Begin SUPPLIED DATA
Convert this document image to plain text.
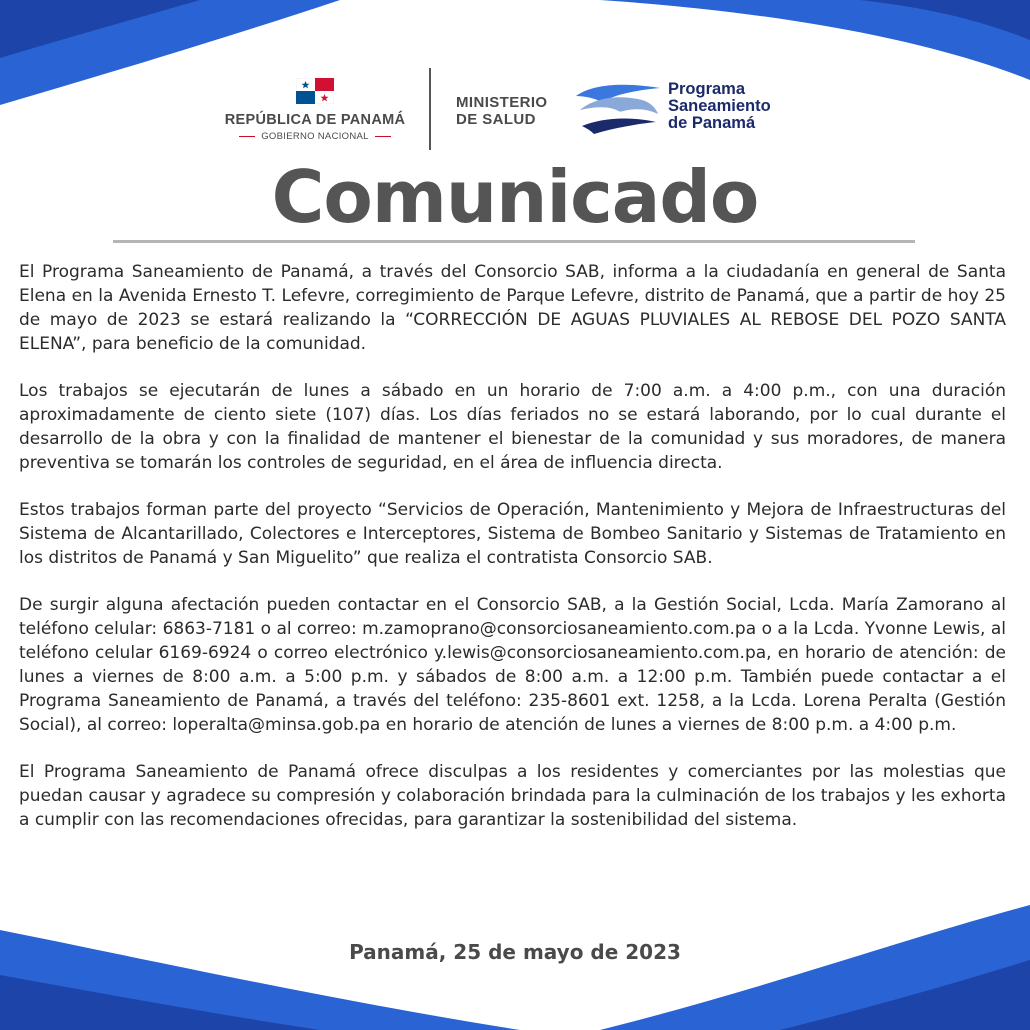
REPÚBLICA DE PANAMÁ
GOBIERNO NACIONAL
MINISTERIO
DE SALUD
Programa
Saneamiento
de Panamá
Comunicado

El Programa Saneamiento de Panamá, a través del Consorcio SAB, informa a la ciudadanía en general de Santa Elena en la Avenida Ernesto T. Lefevre, corregimiento de Parque Lefevre, distrito de Panamá, que a partir de hoy 25 de mayo de 2023 se estará realizando la “CORRECCIÓN DE AGUAS PLUVIALES AL REBOSE DEL POZO SANTA ELENA”, para beneficio de la comunidad.

Los trabajos se ejecutarán de lunes a sábado en un horario de 7:00 a.m. a 4:00 p.m., con una duración aproximadamente de ciento siete (107) días. Los días feriados no se estará laborando, por lo cual durante el desarrollo de la obra y con la finalidad de mantener el bienestar de la comunidad y sus moradores, de manera preventiva se tomarán los controles de seguridad, en el área de influencia directa.

Estos trabajos forman parte del proyecto “Servicios de Operación, Mantenimiento y Mejora de Infraestructuras del Sistema de Alcantarillado, Colectores e Interceptores, Sistema de Bombeo Sanitario y Sistemas de Tratamiento en los distritos de Panamá y San Miguelito” que realiza el contratista Consorcio SAB.

De surgir alguna afectación pueden contactar en el Consorcio SAB, a la Gestión Social, Lcda. María Zamorano al teléfono celular: 6863-7181 o al correo: m.zamoprano@consorciosaneamiento.com.pa o a la Lcda. Yvonne Lewis, al teléfono celular 6169-6924 o correo electrónico y.lewis@consorciosaneamiento.com.pa, en horario de atención: de lunes a viernes de 8:00 a.m. a 5:00 p.m. y sábados de 8:00 a.m. a 12:00 p.m. También puede contactar a el Programa Saneamiento de Panamá, a través del teléfono: 235-8601 ext. 1258, a la Lcda. Lorena Peralta (Gestión Social), al correo: loperalta@minsa.gob.pa en horario de atención de lunes a viernes de 8:00 p.m. a 4:00 p.m.

El Programa Saneamiento de Panamá ofrece disculpas a los residentes y comerciantes por las molestias que puedan causar y agradece su compresión y colaboración brindada para la culminación de los trabajos y les exhorta a cumplir con las recomendaciones ofrecidas, para garantizar la sostenibilidad del sistema.

Panamá, 25 de mayo de 2023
End SUPPLIED DATA
GOAL - Your reply is one number: how many lines of the records above contain the word "mayo".

EXERCISE OUTPUT - 2